PROBLEM DETAILS: From the data that follows, report how many lines hold the string "Issues", giving only the number.

SUPPLIED MATERIAL:
______________________________
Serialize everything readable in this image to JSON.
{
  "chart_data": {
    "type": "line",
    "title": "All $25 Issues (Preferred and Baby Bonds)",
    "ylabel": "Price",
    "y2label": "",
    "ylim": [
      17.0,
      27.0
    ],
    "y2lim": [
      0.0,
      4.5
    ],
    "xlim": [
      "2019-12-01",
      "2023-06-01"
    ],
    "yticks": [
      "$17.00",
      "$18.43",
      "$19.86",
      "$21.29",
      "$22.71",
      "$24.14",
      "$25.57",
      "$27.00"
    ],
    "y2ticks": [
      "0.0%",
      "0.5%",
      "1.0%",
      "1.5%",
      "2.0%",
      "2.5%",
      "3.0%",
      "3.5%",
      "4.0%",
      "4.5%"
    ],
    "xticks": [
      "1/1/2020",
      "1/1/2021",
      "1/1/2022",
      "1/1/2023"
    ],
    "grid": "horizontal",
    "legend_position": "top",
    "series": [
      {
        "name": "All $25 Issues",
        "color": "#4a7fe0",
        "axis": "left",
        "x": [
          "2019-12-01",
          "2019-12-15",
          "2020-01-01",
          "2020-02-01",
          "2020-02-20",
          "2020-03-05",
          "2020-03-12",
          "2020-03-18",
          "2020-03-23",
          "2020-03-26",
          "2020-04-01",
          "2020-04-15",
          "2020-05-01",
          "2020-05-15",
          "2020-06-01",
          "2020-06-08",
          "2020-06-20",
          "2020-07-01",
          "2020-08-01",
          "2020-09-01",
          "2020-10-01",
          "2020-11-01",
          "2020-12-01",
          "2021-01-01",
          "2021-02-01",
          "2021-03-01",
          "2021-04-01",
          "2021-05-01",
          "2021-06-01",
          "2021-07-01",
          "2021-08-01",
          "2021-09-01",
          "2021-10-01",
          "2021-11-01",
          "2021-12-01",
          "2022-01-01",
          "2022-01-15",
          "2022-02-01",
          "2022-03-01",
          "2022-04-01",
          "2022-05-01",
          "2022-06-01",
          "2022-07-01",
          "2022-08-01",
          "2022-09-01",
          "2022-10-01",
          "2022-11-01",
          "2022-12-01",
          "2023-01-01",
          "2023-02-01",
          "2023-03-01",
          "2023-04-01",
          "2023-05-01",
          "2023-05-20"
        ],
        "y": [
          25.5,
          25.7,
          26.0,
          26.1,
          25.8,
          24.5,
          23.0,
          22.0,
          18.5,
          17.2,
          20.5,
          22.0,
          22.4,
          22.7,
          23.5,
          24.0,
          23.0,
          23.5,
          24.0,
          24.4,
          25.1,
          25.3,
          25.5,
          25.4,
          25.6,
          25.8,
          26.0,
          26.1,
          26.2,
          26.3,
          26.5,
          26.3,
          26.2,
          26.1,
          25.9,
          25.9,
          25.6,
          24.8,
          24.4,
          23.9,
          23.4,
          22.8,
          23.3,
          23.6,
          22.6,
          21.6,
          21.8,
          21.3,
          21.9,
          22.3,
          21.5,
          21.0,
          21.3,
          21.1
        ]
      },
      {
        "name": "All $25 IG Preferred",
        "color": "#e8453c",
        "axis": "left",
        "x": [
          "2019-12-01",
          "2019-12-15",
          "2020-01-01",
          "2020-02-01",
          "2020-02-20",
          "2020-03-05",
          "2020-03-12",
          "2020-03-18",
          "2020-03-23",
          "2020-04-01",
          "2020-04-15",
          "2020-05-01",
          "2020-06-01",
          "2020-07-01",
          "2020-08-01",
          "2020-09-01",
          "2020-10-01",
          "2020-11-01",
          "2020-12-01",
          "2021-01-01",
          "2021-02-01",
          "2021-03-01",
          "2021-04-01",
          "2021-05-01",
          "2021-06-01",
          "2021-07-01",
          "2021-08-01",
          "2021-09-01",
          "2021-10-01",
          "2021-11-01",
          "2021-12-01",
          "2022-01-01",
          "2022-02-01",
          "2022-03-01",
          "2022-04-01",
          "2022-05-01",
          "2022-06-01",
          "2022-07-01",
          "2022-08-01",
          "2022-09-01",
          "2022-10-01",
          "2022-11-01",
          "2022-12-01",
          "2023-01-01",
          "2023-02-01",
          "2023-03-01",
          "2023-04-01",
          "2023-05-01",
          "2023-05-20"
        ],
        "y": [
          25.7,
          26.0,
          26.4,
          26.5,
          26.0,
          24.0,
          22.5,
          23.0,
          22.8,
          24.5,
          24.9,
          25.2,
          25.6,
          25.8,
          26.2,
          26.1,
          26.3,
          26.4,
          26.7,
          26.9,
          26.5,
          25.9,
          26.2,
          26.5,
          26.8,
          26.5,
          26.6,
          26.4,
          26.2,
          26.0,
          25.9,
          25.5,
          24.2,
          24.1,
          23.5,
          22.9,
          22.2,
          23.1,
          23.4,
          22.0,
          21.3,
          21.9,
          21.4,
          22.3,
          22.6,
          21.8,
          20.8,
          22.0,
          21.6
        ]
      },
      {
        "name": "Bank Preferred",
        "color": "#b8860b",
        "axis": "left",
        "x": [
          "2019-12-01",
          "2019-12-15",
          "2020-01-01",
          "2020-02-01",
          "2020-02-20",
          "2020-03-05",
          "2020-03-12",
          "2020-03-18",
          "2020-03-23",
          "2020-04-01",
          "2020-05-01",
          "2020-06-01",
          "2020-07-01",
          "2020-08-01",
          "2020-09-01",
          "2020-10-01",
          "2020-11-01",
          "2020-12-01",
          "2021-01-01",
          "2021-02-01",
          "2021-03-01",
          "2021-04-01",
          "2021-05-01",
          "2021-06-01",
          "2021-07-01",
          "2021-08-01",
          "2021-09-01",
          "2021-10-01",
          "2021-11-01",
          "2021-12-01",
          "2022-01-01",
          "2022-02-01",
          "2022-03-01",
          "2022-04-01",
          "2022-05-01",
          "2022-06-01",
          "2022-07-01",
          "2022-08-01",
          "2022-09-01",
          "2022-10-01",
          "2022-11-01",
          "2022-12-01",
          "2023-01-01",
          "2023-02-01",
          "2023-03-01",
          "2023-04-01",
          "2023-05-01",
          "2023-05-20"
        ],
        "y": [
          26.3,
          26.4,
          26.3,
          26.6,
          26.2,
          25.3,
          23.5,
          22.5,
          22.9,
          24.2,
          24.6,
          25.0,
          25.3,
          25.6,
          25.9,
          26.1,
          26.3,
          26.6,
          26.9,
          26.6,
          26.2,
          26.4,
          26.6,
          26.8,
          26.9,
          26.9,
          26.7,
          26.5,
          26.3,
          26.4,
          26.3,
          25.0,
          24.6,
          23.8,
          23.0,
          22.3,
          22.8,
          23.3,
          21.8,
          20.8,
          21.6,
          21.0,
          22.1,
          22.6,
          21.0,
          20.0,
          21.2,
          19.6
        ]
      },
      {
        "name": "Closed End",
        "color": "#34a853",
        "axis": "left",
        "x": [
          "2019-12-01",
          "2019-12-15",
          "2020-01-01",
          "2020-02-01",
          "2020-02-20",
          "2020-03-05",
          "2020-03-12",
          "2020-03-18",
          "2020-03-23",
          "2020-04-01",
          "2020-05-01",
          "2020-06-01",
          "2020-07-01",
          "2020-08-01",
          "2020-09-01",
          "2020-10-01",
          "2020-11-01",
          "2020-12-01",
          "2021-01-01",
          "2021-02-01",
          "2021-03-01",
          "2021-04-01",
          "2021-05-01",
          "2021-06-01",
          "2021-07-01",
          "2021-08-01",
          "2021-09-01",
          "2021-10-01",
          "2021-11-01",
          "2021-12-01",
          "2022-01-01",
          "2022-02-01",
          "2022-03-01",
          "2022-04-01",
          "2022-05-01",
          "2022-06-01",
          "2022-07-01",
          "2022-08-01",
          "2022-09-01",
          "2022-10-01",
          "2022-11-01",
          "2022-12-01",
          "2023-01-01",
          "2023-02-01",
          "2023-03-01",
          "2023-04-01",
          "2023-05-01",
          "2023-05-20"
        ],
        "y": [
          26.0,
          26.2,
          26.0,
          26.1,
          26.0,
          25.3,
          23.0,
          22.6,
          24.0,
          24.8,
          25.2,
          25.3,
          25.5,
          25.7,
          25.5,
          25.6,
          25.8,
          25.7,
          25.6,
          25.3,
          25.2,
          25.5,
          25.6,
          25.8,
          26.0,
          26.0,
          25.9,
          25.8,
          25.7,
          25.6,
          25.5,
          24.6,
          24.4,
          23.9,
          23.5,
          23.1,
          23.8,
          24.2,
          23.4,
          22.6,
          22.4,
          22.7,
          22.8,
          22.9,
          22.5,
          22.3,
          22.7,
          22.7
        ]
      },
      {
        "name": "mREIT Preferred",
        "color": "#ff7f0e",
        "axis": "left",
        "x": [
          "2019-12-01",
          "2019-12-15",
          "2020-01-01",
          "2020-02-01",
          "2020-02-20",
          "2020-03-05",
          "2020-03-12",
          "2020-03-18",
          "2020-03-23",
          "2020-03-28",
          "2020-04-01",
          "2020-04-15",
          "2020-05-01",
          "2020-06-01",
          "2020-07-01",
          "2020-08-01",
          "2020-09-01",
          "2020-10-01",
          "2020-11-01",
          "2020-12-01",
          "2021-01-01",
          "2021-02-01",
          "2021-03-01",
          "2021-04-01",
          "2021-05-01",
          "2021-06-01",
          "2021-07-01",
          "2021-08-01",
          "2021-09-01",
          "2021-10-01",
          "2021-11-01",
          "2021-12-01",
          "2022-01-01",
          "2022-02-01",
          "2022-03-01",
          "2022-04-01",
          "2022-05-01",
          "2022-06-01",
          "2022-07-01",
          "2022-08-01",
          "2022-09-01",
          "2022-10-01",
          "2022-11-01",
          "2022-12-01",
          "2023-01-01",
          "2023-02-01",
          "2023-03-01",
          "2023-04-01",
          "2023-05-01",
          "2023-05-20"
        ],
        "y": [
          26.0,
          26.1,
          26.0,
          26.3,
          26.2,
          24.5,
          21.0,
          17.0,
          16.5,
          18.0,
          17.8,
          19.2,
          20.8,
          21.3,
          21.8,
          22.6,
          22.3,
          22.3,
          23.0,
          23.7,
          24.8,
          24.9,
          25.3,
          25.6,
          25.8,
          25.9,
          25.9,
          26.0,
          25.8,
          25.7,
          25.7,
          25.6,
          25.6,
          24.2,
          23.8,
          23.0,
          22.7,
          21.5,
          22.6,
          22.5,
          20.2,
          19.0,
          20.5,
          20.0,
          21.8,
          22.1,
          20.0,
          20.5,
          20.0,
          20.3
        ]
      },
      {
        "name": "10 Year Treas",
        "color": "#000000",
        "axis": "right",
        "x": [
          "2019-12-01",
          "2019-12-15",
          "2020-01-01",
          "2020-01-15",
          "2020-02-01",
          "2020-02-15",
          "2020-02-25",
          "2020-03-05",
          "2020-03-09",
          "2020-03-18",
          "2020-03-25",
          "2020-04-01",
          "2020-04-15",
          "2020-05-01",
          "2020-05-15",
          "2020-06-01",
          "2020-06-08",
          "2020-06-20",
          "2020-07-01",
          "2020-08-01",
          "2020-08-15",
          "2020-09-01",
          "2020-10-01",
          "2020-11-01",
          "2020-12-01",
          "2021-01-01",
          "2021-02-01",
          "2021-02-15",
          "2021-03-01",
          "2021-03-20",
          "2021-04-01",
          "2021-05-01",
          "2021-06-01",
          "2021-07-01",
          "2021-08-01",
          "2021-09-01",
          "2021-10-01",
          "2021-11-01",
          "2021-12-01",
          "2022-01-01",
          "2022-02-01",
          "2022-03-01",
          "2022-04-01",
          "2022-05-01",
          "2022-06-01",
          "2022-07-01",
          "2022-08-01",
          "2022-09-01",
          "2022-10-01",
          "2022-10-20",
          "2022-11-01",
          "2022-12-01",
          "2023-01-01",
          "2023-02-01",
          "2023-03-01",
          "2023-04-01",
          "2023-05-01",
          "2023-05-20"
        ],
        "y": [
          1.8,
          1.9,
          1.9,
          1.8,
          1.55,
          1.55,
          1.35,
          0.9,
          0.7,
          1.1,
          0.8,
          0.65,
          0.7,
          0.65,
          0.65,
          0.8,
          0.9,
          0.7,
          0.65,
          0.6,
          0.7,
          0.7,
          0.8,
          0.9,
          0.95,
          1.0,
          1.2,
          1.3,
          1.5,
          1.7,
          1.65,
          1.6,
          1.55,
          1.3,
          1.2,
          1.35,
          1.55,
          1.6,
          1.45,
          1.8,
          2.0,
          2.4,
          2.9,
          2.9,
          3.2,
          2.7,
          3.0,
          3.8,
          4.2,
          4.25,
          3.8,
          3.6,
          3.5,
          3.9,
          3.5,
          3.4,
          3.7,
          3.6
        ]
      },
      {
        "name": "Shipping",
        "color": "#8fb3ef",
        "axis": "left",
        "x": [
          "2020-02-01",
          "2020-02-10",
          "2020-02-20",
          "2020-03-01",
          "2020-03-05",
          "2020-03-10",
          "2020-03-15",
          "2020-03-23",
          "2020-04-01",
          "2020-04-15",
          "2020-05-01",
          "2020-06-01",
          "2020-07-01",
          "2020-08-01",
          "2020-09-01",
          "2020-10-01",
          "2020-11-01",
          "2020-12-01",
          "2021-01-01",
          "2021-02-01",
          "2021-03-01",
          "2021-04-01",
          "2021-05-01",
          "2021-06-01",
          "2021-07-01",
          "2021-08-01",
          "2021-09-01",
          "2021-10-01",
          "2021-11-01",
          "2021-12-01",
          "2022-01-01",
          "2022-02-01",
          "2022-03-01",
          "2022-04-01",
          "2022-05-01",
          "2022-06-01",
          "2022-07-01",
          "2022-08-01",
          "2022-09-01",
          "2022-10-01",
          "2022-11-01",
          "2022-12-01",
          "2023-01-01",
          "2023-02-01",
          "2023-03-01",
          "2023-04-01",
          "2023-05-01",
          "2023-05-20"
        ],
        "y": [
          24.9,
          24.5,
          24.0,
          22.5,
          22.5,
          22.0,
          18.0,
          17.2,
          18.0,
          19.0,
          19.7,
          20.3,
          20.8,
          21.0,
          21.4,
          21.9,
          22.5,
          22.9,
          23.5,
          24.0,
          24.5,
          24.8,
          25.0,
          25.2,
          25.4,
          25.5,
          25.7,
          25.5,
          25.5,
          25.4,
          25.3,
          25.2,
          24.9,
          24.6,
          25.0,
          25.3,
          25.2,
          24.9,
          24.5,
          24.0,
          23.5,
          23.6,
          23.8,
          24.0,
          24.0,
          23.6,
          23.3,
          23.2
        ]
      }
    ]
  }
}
______________________________
RESULT OF THIS EXERCISE: 2